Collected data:
....

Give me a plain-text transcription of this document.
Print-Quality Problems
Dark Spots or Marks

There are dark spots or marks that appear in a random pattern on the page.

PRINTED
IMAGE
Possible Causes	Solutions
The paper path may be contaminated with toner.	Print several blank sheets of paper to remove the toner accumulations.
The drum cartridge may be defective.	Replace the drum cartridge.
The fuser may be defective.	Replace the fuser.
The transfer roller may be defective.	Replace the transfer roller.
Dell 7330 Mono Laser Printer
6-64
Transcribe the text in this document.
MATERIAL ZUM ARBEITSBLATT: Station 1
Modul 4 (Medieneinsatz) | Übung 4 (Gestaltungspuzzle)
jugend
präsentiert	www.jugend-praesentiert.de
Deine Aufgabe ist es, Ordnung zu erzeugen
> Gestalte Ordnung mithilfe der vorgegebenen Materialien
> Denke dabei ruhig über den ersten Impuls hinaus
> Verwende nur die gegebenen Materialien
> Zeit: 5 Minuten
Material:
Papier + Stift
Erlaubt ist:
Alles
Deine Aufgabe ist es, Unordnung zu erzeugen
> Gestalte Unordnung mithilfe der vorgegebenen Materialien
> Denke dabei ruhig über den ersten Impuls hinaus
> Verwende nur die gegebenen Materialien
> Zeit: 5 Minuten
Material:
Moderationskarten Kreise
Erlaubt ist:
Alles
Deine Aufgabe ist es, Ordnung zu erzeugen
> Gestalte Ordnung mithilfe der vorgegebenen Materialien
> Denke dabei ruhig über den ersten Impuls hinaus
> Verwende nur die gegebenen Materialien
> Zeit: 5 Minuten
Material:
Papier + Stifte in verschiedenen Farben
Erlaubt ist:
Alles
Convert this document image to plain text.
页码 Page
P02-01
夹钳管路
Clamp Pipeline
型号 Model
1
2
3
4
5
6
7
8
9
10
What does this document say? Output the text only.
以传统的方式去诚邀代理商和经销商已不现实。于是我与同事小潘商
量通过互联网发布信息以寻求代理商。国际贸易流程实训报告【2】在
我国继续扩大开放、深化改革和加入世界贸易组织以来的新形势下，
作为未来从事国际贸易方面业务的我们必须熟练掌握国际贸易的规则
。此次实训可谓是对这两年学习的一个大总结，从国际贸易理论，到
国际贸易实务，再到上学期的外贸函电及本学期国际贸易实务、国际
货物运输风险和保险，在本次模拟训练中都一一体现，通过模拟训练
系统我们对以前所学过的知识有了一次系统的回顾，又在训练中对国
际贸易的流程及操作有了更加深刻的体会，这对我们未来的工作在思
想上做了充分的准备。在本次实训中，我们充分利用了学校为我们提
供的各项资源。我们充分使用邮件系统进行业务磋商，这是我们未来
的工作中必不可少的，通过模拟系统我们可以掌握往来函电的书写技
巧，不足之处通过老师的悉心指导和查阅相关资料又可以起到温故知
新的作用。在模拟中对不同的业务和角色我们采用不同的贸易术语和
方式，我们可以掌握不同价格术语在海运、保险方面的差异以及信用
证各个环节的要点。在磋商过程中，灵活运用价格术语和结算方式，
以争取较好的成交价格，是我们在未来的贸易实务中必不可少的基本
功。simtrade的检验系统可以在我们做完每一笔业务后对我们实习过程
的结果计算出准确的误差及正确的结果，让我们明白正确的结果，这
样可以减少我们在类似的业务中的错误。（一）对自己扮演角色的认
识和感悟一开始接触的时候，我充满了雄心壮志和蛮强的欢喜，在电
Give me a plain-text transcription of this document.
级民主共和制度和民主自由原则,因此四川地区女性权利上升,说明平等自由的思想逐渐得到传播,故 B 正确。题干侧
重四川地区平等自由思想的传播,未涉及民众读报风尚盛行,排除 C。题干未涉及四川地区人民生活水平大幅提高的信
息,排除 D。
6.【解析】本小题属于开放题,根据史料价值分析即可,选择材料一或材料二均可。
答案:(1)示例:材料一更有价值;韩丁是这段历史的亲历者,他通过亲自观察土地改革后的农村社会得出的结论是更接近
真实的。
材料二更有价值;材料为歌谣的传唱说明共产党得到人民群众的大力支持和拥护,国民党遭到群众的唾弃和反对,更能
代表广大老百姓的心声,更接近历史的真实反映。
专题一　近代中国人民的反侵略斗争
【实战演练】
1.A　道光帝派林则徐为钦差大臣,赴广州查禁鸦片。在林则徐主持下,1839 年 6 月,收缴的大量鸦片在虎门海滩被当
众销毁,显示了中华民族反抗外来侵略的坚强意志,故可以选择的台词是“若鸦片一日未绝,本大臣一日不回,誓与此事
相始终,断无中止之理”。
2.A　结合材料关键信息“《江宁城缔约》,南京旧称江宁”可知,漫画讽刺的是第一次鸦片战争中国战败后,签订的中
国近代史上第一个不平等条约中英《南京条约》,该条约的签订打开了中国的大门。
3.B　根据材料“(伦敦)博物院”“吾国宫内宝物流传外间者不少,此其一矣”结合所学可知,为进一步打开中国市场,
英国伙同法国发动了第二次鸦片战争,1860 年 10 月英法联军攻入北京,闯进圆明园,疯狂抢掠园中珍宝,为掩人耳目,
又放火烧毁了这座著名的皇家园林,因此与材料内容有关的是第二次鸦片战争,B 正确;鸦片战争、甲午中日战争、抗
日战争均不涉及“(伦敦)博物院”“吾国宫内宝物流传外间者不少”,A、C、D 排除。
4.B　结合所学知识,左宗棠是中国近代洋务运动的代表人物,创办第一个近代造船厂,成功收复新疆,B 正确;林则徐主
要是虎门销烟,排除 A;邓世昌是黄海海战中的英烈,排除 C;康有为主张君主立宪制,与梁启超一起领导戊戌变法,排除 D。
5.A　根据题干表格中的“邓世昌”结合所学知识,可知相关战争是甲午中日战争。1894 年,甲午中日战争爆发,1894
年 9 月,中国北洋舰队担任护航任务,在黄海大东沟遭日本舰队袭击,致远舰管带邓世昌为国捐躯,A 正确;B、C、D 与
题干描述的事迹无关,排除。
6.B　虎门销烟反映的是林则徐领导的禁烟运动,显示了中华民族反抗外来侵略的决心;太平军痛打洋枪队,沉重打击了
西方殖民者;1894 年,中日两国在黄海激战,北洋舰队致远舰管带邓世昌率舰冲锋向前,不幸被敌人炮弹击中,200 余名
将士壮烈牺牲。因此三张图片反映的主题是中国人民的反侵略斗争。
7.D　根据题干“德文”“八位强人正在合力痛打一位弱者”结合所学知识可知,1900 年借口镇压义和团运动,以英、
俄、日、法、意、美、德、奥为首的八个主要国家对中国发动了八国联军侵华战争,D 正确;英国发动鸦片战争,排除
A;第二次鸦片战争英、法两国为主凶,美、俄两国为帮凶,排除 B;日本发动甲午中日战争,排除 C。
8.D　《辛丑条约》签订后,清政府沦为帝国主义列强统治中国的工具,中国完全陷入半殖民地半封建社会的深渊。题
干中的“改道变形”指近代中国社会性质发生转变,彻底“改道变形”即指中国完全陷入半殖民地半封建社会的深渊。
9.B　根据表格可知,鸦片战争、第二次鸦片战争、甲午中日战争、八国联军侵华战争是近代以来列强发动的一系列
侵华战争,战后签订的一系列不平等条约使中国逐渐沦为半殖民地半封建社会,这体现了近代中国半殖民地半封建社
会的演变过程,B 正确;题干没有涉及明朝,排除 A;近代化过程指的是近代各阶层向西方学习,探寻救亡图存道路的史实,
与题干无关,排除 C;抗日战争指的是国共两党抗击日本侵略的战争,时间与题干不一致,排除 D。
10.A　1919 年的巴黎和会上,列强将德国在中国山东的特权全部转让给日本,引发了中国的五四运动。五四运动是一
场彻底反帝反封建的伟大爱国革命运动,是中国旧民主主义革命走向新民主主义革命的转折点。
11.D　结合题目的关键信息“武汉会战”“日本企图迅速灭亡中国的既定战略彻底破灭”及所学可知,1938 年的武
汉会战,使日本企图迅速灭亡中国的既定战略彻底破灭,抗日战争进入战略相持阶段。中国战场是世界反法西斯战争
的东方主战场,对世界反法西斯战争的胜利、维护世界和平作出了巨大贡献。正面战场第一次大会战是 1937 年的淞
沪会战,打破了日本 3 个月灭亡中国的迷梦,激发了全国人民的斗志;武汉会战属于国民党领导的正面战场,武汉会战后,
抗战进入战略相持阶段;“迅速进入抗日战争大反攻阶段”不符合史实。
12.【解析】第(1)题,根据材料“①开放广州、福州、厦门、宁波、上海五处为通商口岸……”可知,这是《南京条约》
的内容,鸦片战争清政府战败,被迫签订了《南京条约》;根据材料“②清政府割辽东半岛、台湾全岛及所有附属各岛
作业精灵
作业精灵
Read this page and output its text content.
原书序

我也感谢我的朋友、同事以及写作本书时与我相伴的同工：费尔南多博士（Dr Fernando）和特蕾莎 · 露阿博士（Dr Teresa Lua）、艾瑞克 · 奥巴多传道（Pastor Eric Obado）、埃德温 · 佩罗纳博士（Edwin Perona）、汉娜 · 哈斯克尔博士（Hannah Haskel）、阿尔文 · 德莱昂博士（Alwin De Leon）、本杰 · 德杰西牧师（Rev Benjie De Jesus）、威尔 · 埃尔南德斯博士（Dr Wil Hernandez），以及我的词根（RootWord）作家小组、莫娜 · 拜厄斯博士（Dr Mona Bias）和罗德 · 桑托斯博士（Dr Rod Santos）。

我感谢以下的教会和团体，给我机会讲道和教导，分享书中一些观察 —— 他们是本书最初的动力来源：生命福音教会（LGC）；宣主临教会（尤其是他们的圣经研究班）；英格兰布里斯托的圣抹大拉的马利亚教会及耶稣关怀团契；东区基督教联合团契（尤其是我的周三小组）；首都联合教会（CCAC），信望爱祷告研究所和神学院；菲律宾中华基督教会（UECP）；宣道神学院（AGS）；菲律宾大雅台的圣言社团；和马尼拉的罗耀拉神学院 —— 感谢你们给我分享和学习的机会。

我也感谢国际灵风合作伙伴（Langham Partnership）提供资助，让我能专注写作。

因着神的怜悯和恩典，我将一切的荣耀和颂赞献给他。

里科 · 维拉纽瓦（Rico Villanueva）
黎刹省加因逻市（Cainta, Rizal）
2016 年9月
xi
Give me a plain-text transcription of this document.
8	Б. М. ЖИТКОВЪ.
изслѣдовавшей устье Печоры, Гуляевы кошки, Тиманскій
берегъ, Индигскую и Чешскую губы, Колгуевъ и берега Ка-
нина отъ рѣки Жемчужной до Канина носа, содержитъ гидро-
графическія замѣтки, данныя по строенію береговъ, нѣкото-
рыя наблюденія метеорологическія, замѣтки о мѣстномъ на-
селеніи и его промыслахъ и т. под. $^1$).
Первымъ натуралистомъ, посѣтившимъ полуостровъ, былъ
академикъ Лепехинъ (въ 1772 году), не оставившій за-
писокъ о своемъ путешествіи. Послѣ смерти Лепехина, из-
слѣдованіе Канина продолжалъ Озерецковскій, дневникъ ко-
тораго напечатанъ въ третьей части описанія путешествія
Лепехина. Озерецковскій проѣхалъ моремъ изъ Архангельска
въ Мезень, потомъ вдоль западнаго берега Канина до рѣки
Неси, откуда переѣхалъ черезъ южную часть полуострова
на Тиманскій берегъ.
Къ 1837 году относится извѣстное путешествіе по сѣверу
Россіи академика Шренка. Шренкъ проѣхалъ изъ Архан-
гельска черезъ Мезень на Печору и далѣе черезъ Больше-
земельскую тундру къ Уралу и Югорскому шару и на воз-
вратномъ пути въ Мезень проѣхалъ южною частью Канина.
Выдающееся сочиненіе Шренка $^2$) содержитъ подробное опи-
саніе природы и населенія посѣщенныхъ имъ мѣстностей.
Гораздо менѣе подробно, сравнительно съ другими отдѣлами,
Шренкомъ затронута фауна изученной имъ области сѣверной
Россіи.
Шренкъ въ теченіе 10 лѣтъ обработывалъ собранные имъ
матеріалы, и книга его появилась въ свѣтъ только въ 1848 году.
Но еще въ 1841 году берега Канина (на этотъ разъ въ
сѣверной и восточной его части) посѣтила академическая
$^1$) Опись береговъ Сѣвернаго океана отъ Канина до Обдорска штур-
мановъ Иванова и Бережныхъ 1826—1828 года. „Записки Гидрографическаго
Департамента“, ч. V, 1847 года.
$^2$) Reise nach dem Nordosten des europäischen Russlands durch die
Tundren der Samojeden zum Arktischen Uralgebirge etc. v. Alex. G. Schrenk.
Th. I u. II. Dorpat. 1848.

....

-- DIRECTIONS --
Read the entries and pick out all lines that include the word "рѣки".

-- TASK SOLUTION --
нина отъ рѣки Жемчужной до Канина носа, содержитъ гидро-
въ Мезень, потомъ вдоль западнаго берега Канина до рѣки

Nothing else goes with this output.